## PROBLEM TO SOLVE
Report only how many lines of the entries below contain the string "text".

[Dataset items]
|---|
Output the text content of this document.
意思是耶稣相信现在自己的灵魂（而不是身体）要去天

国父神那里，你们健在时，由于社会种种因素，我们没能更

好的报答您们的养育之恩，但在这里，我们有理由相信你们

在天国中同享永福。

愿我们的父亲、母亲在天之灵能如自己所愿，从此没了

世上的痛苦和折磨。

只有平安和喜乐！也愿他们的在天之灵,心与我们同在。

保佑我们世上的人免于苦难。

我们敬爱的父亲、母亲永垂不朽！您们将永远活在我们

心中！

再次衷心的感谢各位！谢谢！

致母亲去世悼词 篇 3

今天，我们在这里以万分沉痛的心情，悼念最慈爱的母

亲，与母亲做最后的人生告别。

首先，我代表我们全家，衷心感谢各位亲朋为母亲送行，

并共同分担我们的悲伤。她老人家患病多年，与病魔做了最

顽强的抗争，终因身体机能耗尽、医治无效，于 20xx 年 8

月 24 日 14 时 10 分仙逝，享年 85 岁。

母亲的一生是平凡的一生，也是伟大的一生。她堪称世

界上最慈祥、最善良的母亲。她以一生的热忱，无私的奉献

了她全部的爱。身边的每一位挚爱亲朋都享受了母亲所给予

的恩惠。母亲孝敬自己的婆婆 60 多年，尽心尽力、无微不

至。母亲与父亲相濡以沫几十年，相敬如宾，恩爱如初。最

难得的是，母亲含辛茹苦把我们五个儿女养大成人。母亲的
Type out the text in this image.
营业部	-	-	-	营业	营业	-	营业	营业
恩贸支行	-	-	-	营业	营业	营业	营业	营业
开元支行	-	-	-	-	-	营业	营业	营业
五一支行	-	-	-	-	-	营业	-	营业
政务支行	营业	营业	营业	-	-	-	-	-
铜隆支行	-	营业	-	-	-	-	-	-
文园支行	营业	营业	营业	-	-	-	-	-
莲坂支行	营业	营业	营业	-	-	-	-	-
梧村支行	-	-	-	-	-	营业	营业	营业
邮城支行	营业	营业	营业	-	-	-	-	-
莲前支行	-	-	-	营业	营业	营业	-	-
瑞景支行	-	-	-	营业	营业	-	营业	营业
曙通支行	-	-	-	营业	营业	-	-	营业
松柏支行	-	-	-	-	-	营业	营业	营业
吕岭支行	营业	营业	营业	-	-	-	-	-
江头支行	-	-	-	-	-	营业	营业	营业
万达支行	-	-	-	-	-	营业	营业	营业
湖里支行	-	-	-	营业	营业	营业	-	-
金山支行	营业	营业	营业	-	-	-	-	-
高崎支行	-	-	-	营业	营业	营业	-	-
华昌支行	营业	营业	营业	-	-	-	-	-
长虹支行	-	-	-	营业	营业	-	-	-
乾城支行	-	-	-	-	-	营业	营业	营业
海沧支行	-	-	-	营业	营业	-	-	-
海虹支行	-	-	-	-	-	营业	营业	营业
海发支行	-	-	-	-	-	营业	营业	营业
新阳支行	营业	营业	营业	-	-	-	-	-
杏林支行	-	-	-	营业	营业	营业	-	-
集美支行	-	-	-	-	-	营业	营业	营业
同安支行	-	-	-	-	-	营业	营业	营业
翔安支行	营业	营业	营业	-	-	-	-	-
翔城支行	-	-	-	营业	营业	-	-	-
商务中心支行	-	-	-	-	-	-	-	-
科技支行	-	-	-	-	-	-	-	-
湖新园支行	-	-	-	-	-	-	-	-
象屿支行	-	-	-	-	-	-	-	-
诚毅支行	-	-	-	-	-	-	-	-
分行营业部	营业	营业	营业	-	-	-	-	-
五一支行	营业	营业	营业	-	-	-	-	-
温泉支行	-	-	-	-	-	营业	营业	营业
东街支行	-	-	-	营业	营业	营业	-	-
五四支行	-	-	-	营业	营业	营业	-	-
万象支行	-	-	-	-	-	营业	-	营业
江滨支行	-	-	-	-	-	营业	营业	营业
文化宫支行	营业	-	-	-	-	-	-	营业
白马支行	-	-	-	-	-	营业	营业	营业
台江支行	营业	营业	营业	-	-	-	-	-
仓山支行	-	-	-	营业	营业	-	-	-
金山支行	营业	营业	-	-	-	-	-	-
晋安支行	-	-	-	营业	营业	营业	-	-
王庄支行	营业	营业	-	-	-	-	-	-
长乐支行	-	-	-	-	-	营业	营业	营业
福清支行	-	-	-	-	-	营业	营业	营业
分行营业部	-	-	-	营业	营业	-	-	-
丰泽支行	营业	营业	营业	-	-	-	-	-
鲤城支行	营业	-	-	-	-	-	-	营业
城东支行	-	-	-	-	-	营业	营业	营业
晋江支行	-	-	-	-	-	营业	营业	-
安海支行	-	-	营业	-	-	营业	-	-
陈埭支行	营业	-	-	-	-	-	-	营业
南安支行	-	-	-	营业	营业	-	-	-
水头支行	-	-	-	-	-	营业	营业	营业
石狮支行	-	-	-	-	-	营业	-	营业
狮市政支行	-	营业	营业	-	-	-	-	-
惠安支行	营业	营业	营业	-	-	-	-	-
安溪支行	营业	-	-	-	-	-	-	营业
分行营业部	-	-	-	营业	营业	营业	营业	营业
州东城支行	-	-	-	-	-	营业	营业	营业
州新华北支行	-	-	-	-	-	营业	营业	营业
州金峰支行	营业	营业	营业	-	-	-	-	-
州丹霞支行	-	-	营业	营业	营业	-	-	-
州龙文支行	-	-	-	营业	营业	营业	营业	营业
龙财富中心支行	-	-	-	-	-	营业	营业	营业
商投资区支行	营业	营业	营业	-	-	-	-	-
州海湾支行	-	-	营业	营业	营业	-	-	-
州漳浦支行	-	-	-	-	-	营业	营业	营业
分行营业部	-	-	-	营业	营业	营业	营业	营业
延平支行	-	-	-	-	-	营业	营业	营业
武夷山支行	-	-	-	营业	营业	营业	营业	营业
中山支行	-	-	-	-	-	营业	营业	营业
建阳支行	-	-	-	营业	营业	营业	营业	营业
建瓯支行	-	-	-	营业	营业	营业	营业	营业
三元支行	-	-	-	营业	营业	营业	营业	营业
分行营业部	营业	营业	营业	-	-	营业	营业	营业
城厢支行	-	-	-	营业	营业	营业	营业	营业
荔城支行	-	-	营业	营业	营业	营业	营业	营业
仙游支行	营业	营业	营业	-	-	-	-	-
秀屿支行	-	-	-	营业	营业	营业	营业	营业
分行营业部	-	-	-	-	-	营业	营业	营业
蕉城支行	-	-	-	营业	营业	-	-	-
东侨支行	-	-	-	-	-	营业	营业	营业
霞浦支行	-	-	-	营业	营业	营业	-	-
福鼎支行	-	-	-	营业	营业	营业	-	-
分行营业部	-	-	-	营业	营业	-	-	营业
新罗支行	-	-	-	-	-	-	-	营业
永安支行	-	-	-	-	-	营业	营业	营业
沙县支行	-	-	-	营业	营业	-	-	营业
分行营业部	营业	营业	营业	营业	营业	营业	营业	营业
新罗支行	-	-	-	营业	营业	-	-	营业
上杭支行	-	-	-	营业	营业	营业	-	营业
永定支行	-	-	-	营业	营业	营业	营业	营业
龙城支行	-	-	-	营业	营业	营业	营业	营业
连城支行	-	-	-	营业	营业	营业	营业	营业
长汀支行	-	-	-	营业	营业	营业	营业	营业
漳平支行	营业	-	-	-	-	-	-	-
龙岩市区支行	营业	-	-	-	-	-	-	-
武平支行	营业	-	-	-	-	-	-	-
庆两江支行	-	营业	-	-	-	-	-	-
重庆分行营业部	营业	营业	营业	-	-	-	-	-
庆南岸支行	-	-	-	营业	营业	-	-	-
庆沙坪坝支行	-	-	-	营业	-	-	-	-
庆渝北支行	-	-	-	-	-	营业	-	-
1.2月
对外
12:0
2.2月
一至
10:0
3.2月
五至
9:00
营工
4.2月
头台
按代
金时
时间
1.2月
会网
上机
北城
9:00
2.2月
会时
|---|
## RESULT OF THE TASK
2